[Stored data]
• • • • • • •

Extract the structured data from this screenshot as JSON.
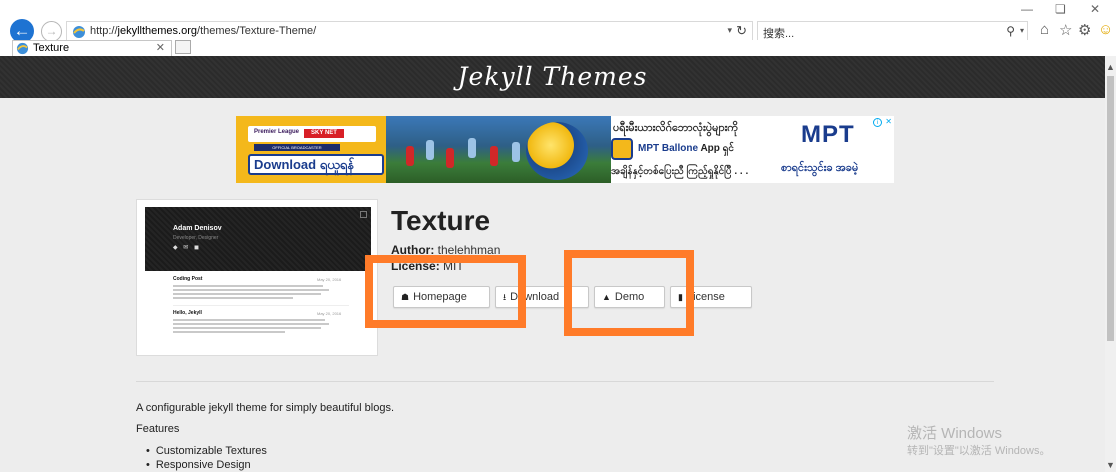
{
  "browser": {
    "address_domain": "jekyllthemes.org",
    "address_prefix": "http://",
    "address_path": "/themes/Texture-Theme/",
    "search_placeholder": "搜索...",
    "tab_title": "Texture"
  },
  "site": {
    "title": "Jekyll Themes"
  },
  "ad": {
    "download_label": "Download ရယူရန်",
    "headline_my": "ပရီးမီးယားလိဂ်ဘောလုံးပွဲများကို",
    "app_label": "MPT Ballone",
    "app_suffix": "App ရှင်",
    "sub_my": "အချိန်နှင့်တစ်ပြေးညီ ကြည့်ရှုနိုင်ပြီ . . .",
    "brand_logo": "MPT",
    "cta_my": "စာရင်းသွင်းခ အခမဲ့",
    "badge_league": "Premier League",
    "badge_sky": "SKY NET",
    "badge_broadcaster": "OFFICIAL BROADCASTER"
  },
  "preview": {
    "author_name": "Adam Denisov",
    "author_role": "Developer, Designer",
    "social_icons": "◆ ✉ ◼",
    "posts": [
      {
        "title": "Coding Post",
        "date": "May 20, 2016"
      },
      {
        "title": "Hello, Jekyll",
        "date": "May 20, 2016"
      }
    ]
  },
  "theme": {
    "name": "Texture",
    "author_label": "Author:",
    "author_value": "thelehhman",
    "license_label": "License:",
    "license_value": "MIT",
    "buttons": {
      "homepage": "Homepage",
      "download": "Download",
      "demo": "Demo",
      "license": "License"
    },
    "description": "A configurable jekyll theme for simply beautiful blogs.",
    "features_heading": "Features",
    "features": [
      "Customizable Textures",
      "Responsive Design"
    ]
  },
  "watermark": {
    "line1": "激活 Windows",
    "line2": "转到\"设置\"以激活 Windows。"
  },
  "colors": {
    "highlight": "#ff7b29",
    "header_bg": "#2b2b2b",
    "page_bg": "#ededed",
    "ad_yellow": "#f4b81b",
    "ad_blue": "#1a3c8d"
  }
}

• • • • • • •

**Description of the task:** Without including any picture, retype the entries exactly.

**Finished task:**
Extract the structured data from this screenshot as JSON.
{
  "browser": {
    "address_domain": "jekyllthemes.org",
    "address_prefix": "http://",
    "address_path": "/themes/Texture-Theme/",
    "search_placeholder": "搜索...",
    "tab_title": "Texture"
  },
  "site": {
    "title": "Jekyll Themes"
  },
  "ad": {
    "download_label": "Download ရယူရန်",
    "headline_my": "ပရီးမီးယားလိဂ်ဘောလုံးပွဲများကို",
    "app_label": "MPT Ballone",
    "app_suffix": "App ရှင်",
    "sub_my": "အချိန်နှင့်တစ်ပြေးညီ ကြည့်ရှုနိုင်ပြီ . . .",
    "brand_logo": "MPT",
    "cta_my": "စာရင်းသွင်းခ အခမဲ့",
    "badge_league": "Premier League",
    "badge_sky": "SKY NET",
    "badge_broadcaster": "OFFICIAL BROADCASTER"
  },
  "preview": {
    "author_name": "Adam Denisov",
    "author_role": "Developer, Designer",
    "social_icons": "◆ ✉ ◼",
    "posts": [
      {
        "title": "Coding Post",
        "date": "May 20, 2016"
      },
      {
        "title": "Hello, Jekyll",
        "date": "May 20, 2016"
      }
    ]
  },
  "theme": {
    "name": "Texture",
    "author_label": "Author:",
    "author_value": "thelehhman",
    "license_label": "License:",
    "license_value": "MIT",
    "buttons": {
      "homepage": "Homepage",
      "download": "Download",
      "demo": "Demo",
      "license": "License"
    },
    "description": "A configurable jekyll theme for simply beautiful blogs.",
    "features_heading": "Features",
    "features": [
      "Customizable Textures",
      "Responsive Design"
    ]
  },
  "watermark": {
    "line1": "激活 Windows",
    "line2": "转到\"设置\"以激活 Windows。"
  },
  "colors": {
    "highlight": "#ff7b29",
    "header_bg": "#2b2b2b",
    "page_bg": "#ededed",
    "ad_yellow": "#f4b81b",
    "ad_blue": "#1a3c8d"
  }
}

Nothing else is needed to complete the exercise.